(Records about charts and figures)
■ ■ ■

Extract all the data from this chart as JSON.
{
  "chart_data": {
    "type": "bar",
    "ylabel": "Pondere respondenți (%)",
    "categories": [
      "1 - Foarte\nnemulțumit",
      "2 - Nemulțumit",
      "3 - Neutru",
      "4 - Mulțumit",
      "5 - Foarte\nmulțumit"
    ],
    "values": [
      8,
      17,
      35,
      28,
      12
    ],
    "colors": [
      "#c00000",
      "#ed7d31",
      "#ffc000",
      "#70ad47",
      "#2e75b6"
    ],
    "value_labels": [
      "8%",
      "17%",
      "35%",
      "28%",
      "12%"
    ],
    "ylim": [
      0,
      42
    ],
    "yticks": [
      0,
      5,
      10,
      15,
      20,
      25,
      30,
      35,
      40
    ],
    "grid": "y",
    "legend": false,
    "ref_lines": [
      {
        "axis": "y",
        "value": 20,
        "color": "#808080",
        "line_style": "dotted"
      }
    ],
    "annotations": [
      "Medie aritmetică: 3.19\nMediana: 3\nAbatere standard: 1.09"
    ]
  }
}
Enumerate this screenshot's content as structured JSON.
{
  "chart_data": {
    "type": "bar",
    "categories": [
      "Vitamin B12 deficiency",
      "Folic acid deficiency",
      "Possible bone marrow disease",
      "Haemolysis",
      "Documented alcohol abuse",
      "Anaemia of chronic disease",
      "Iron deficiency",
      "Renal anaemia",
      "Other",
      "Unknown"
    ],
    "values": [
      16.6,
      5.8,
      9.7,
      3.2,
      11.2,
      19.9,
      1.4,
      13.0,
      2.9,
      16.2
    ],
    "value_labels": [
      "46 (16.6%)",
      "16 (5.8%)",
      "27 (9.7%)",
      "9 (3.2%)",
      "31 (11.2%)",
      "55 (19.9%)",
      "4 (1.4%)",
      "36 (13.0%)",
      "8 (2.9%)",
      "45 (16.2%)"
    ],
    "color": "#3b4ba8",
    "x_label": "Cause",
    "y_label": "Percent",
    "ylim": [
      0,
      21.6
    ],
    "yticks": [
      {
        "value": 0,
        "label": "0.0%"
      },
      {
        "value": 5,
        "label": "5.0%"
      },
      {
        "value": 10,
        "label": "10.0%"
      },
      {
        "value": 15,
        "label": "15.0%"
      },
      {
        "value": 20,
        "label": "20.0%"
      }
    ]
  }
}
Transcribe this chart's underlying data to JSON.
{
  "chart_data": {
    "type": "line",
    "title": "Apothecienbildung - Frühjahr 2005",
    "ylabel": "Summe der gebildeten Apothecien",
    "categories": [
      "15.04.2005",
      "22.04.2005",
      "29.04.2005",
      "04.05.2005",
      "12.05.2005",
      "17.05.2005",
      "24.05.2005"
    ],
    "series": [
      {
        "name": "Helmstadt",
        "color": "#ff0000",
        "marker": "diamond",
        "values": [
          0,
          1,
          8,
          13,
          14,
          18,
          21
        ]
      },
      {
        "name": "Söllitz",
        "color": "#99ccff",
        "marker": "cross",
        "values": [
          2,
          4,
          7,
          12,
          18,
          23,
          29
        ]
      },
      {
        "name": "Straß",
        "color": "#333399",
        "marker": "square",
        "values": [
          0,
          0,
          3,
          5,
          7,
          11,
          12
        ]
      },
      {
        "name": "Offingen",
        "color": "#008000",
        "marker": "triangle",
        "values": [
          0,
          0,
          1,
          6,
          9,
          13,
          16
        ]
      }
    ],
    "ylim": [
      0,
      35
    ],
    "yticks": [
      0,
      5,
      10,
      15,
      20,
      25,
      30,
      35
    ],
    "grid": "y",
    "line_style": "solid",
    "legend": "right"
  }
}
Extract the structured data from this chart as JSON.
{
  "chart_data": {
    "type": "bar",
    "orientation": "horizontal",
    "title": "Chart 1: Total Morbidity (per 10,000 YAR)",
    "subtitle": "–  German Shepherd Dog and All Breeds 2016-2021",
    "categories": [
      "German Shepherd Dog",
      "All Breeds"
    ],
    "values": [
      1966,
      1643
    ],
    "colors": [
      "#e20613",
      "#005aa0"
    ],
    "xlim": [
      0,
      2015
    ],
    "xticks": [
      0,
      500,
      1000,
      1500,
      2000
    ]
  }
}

■ ■ ■

> [WHAT TO PRODUCE]
Find each line in the records holding the string "ylabel" and show it.

> [SOLUTION BELOW]
    "ylabel": "Pondere respondenți (%)",
    "ylabel": "Summe der gebildeten Apothecien",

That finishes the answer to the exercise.